■ **TASK REQUIREMENTS**:
Copy each line of the entries that contains the word "river".

━━ PROVIDED MATERIAL

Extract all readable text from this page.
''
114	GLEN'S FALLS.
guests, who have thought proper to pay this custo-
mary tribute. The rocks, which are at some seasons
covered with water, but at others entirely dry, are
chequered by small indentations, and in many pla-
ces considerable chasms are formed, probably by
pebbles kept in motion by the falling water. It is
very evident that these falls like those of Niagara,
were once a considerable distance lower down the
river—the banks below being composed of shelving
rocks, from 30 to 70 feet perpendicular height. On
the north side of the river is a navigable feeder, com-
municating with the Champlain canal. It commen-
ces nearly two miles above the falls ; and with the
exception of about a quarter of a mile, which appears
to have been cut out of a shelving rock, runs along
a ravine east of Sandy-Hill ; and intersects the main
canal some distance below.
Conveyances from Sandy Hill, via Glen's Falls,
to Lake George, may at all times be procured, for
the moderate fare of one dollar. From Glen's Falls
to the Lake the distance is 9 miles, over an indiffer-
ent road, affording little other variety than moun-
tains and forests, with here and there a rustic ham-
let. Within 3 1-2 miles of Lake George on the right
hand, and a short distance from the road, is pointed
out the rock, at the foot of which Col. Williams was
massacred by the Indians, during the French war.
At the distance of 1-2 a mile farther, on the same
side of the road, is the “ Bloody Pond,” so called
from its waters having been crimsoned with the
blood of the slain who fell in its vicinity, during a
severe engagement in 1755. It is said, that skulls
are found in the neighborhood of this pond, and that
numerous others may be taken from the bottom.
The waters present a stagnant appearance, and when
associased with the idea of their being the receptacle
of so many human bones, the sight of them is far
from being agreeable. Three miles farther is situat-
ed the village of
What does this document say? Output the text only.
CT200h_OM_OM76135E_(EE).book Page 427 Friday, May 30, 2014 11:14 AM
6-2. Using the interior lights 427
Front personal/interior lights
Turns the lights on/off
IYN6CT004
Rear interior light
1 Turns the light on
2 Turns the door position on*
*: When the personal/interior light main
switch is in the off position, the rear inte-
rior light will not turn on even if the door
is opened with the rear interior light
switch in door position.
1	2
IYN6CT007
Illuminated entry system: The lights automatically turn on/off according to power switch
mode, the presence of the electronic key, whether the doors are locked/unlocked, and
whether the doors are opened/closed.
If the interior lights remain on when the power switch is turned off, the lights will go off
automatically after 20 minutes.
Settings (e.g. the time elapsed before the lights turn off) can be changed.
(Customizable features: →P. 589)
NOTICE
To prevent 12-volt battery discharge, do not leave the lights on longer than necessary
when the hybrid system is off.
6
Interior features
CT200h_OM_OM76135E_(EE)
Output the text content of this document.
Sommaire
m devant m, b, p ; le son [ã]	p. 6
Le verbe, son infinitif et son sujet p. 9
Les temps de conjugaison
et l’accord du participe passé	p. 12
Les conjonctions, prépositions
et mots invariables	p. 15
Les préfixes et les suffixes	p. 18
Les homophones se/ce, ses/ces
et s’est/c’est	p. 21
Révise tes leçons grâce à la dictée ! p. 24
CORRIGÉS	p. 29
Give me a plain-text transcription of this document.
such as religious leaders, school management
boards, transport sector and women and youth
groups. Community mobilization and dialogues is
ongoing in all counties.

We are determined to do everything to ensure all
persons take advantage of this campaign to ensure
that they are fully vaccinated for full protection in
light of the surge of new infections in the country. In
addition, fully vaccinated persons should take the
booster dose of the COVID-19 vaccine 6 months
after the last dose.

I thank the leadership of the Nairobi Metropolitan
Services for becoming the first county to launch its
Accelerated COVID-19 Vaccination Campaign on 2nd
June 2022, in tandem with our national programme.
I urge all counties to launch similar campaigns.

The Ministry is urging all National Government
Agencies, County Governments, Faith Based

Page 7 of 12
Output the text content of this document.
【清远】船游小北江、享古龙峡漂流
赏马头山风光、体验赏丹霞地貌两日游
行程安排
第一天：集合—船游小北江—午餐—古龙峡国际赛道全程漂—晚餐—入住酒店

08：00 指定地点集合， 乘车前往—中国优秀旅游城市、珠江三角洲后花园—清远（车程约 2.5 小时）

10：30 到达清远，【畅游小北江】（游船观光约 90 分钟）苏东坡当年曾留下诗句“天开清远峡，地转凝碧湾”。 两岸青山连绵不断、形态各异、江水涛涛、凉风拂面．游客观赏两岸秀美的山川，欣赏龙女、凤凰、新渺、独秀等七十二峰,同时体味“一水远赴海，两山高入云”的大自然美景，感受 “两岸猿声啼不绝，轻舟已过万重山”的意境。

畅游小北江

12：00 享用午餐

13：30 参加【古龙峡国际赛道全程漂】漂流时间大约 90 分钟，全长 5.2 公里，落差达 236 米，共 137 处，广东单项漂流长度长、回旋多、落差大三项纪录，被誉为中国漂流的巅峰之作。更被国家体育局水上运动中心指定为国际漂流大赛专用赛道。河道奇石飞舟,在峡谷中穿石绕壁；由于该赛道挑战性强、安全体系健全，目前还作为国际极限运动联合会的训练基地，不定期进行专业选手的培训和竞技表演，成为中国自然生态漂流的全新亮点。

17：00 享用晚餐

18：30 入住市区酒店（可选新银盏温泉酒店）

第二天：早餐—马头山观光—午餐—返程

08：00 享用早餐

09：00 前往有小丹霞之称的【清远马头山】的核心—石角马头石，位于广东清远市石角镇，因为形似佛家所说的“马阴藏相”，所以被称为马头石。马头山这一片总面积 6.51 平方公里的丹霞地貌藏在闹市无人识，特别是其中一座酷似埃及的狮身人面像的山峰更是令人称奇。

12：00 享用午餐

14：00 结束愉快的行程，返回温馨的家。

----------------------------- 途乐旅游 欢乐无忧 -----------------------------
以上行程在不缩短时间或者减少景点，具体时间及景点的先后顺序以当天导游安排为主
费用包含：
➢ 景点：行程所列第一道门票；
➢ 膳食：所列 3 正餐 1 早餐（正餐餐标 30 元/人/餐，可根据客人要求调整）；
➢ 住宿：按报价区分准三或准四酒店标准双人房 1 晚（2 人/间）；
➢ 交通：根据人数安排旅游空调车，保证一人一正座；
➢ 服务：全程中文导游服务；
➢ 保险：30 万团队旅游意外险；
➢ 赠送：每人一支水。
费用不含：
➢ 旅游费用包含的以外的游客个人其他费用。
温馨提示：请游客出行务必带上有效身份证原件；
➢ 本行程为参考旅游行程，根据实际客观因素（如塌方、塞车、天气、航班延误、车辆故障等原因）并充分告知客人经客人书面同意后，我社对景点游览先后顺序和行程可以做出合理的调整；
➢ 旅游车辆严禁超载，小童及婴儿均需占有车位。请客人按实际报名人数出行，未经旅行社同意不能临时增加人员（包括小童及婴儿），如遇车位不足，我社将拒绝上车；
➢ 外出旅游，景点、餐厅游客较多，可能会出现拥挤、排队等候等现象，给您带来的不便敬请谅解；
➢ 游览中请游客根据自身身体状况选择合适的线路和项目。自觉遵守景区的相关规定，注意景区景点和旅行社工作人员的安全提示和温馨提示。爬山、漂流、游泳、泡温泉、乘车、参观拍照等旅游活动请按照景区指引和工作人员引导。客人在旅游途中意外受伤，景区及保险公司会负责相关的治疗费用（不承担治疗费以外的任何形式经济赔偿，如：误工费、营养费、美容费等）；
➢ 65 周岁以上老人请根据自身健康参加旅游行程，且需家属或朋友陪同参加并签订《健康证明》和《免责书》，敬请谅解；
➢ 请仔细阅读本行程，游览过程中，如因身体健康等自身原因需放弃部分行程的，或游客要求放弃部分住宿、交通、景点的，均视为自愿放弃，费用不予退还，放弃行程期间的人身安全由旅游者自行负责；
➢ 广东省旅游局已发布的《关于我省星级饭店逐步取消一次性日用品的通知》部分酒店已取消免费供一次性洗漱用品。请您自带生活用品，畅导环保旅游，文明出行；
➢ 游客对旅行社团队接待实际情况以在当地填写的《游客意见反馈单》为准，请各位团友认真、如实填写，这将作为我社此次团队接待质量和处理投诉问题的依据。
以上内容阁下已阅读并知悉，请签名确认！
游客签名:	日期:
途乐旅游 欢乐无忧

━━━━

■ **OUTPUT OF THE EXERCISE**:
river—the banks below being composed of shelving
the north side of the river is a navigable feeder, com-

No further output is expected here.